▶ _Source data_
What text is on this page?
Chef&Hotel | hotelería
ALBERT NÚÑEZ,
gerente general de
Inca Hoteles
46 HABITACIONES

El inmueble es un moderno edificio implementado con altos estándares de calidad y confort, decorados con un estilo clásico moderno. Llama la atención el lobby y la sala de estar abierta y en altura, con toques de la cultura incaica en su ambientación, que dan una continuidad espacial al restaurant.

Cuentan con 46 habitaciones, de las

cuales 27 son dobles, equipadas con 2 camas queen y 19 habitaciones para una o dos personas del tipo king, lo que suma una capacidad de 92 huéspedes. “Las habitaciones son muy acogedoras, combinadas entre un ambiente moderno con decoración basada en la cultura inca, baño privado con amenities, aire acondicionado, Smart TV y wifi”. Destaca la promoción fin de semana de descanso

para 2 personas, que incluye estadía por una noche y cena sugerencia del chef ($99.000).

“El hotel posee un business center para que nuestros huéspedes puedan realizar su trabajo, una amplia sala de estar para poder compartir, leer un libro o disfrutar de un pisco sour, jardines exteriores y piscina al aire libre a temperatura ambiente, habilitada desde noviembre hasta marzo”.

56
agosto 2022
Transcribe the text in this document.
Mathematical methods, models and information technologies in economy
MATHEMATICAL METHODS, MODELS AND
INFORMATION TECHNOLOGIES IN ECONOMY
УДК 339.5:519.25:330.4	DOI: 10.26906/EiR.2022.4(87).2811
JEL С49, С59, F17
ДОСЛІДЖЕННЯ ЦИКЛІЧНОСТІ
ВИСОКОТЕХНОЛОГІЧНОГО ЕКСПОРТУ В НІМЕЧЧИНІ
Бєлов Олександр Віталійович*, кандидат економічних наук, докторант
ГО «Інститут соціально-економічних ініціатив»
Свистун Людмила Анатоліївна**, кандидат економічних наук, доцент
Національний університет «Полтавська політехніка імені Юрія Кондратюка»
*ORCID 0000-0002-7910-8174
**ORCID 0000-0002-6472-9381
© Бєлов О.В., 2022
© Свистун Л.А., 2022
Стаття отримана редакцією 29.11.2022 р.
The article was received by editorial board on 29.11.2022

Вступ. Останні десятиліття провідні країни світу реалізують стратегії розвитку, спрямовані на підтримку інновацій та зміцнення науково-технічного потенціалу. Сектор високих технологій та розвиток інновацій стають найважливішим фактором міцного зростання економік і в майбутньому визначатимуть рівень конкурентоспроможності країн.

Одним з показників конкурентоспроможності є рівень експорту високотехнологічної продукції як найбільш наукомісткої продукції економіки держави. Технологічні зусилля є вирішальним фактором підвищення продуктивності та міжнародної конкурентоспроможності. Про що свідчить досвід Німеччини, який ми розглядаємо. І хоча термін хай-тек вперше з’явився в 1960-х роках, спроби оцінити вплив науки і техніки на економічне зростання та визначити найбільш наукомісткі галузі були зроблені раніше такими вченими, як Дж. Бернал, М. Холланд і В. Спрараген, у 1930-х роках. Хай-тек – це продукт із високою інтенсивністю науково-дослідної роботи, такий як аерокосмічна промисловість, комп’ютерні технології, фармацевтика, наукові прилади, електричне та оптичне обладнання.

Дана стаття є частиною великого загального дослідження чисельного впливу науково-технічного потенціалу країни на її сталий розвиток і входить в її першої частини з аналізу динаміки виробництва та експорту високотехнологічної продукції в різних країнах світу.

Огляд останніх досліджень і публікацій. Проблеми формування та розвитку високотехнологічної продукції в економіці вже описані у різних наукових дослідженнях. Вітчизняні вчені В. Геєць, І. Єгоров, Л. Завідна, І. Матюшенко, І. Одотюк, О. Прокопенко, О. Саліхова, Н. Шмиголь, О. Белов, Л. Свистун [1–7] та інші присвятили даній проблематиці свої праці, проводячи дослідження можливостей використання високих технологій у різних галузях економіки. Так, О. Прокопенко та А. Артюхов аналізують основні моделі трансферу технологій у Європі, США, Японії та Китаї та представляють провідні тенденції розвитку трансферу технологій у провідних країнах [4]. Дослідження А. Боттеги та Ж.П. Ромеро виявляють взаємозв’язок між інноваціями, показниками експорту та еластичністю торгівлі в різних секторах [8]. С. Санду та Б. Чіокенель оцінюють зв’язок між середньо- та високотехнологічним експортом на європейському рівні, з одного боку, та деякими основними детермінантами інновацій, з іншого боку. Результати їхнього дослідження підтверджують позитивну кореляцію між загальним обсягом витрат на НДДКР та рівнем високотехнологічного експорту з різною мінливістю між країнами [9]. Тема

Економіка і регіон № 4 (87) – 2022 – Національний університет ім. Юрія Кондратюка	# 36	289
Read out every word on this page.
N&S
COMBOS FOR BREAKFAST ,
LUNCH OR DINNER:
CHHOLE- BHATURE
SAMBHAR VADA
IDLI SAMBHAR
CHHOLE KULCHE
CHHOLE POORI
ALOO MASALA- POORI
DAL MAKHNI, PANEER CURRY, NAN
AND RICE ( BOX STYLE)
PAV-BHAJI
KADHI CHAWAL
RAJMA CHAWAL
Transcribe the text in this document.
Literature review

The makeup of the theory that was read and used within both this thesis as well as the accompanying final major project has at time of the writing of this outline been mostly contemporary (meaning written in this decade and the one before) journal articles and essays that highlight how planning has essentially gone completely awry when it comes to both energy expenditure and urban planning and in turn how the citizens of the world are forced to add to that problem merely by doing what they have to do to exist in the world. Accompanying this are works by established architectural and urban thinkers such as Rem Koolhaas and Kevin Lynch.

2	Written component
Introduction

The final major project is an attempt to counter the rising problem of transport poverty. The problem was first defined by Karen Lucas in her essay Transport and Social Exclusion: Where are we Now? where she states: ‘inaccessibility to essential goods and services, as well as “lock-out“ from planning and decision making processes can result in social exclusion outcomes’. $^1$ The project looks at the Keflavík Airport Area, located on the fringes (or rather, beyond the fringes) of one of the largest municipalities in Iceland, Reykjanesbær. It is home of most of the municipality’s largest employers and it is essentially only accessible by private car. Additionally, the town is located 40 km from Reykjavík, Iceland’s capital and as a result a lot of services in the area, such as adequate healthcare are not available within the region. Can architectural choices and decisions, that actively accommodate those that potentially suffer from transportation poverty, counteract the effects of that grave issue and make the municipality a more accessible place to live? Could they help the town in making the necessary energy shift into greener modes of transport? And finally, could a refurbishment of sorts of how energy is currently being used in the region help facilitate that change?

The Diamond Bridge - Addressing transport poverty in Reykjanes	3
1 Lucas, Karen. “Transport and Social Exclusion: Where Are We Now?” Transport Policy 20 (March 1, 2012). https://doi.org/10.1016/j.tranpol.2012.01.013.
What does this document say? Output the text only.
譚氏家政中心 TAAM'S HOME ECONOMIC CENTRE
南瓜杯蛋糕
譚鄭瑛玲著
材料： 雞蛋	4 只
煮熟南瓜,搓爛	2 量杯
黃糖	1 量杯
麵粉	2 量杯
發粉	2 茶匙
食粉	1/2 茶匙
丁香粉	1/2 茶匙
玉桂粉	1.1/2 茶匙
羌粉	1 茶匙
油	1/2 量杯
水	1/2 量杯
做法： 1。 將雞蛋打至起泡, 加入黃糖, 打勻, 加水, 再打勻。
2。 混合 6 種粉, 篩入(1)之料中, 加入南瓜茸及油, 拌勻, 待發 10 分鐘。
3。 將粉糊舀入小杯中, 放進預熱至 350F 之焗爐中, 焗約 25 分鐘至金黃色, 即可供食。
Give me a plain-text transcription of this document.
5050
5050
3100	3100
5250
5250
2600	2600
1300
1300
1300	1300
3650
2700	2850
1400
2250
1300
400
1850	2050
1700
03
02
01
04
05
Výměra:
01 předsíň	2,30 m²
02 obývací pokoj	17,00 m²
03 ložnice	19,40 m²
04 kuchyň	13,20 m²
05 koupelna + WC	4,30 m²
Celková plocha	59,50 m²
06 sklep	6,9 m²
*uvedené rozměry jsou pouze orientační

▶ _EXERCISE BRIEF_
Copy out the lines from the line containing "What does this" to the end of the listing above, without alteration.

▶ _EXERCISE SOLUTION_
What does this document say? Output the text only.
譚氏家政中心 TAAM'S HOME ECONOMIC CENTRE
南瓜杯蛋糕
譚鄭瑛玲著
材料： 雞蛋	4 只
煮熟南瓜,搓爛	2 量杯
黃糖	1 量杯
麵粉	2 量杯
發粉	2 茶匙
食粉	1/2 茶匙
丁香粉	1/2 茶匙
玉桂粉	1.1/2 茶匙
羌粉	1 茶匙
油	1/2 量杯
水	1/2 量杯
做法： 1。 將雞蛋打至起泡, 加入黃糖, 打勻, 加水, 再打勻。
2。 混合 6 種粉, 篩入(1)之料中, 加入南瓜茸及油, 拌勻, 待發 10 分鐘。
3。 將粉糊舀入小杯中, 放進預熱至 350F 之焗爐中, 焗約 25 分鐘至金黃色, 即可供食。
Give me a plain-text transcription of this document.
5050
5050
3100	3100
5250
5250
2600	2600
1300
1300
1300	1300
3650
2700	2850
1400
2250
1300
400
1850	2050
1700
03
02
01
04
05
Výměra:
01 předsíň	2,30 m²
02 obývací pokoj	17,00 m²
03 ložnice	19,40 m²
04 kuchyň	13,20 m²
05 koupelna + WC	4,30 m²
Celková plocha	59,50 m²
06 sklep	6,9 m²
*uvedené rozměry jsou pouze orientační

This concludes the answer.